* _WHAT THE EXERCISE ASKS_: Report each line of the data that has "konfrontiert" somewhere in it.

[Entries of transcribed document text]
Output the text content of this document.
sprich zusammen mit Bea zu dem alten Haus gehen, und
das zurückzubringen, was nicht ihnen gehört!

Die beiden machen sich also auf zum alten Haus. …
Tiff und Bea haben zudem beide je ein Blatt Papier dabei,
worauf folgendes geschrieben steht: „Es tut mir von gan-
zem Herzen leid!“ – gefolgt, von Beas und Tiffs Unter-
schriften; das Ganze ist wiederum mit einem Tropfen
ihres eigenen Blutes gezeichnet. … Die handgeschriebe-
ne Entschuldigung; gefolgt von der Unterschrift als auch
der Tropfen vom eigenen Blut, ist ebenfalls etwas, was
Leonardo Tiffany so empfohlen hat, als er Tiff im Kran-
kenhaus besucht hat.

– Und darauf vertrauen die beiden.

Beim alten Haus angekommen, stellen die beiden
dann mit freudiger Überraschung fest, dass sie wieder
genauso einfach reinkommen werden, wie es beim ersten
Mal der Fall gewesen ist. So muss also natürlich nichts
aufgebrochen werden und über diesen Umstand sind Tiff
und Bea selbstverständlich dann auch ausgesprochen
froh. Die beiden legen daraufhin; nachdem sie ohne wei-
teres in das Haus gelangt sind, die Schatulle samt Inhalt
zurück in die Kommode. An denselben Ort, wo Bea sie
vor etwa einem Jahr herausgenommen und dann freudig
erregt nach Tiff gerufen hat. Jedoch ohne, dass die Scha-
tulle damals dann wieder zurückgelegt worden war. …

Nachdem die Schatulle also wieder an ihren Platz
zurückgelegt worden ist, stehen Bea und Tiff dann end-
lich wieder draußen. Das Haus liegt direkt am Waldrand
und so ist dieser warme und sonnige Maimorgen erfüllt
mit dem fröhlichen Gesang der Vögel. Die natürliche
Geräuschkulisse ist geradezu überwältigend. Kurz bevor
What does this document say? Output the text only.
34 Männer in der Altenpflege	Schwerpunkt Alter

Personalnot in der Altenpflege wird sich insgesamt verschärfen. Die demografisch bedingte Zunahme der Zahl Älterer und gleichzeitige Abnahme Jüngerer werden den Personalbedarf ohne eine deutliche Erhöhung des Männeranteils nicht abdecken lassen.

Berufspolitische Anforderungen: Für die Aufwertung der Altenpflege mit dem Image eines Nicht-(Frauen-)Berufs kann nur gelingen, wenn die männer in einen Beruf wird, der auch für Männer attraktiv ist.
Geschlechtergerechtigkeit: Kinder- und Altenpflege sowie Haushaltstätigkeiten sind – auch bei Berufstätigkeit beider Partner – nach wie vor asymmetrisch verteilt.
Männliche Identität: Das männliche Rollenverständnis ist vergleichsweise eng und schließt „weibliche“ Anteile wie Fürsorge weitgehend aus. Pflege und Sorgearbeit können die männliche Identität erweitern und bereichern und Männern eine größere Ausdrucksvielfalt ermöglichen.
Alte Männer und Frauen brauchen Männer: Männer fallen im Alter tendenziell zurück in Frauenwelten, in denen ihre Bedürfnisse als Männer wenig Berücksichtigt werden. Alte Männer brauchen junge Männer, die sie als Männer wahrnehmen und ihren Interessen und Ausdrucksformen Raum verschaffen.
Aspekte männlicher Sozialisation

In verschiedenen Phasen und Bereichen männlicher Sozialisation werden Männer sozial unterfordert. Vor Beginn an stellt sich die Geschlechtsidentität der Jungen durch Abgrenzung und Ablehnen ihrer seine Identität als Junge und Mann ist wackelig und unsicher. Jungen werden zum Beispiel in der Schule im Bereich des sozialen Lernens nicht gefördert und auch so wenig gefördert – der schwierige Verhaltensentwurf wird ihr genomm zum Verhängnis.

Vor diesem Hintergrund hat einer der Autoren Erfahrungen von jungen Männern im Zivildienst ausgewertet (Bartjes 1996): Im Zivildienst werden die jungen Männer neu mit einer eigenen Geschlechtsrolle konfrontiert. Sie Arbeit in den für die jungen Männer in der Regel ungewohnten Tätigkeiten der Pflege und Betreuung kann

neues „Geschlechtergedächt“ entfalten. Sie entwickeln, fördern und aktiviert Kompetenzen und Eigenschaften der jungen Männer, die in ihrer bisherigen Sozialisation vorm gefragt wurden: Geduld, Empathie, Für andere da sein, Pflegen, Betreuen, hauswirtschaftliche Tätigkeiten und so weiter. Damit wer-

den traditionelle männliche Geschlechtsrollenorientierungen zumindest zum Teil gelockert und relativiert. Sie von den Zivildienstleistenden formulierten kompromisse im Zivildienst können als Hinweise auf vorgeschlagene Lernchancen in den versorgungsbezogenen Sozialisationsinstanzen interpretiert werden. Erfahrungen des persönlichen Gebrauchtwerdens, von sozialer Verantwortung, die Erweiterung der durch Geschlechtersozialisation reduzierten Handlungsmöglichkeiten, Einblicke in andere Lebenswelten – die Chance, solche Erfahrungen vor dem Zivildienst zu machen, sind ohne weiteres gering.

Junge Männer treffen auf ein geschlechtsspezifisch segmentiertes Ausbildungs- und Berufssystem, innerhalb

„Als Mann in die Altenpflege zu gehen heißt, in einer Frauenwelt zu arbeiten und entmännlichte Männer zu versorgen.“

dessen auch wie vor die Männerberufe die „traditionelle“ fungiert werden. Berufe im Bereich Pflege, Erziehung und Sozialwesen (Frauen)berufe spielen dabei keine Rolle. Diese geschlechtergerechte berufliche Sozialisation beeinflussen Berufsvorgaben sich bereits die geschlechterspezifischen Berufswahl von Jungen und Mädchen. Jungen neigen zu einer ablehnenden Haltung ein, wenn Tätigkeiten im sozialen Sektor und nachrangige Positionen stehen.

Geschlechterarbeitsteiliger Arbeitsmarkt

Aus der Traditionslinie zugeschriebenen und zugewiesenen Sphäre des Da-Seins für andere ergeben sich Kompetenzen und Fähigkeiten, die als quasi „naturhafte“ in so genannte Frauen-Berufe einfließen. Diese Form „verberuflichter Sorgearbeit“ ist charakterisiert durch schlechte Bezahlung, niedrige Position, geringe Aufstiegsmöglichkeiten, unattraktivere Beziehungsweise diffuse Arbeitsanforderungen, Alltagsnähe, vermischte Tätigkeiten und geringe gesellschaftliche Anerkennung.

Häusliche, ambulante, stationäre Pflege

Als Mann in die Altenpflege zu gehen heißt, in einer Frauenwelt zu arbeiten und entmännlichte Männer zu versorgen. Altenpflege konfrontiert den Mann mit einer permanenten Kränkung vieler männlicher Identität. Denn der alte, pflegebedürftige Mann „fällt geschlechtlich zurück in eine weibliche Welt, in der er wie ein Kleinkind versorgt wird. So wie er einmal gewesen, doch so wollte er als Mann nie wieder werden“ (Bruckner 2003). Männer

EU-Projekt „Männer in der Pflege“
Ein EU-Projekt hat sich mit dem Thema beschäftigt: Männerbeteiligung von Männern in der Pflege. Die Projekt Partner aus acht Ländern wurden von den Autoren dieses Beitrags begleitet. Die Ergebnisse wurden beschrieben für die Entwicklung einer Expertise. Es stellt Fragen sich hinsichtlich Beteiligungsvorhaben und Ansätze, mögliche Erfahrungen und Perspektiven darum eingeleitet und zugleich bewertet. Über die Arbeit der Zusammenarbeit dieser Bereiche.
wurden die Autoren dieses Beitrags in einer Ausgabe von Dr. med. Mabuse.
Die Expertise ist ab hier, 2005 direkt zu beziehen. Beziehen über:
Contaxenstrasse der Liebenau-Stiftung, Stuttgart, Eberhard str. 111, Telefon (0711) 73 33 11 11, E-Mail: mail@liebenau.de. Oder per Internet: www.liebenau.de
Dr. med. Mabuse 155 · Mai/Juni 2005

* _RESPONSE FOR THIS EXERCISE_:
Vor diesem Hintergrund hat einer der Autoren Erfahrungen von jungen Männern im Zivildienst ausgewertet (Bartjes 1996): Im Zivildienst werden die jungen Männer neu mit einer eigenen Geschlechtsrolle konfrontiert. Sie Arbeit in den für die jungen Männer in der Regel ungewohnten Tätigkeiten der Pflege und Betreuung kann
Als Mann in die Altenpflege zu gehen heißt, in einer Frauenwelt zu arbeiten und entmännlichte Männer zu versorgen. Altenpflege konfrontiert den Mann mit einer permanenten Kränkung vieler männlicher Identität. Denn der alte, pflegebedürftige Mann „fällt geschlechtlich zurück in eine weibliche Welt, in der er wie ein Kleinkind versorgt wird. So wie er einmal gewesen, doch so wollte er als Mann nie wieder werden“ (Bruckner 2003). Männer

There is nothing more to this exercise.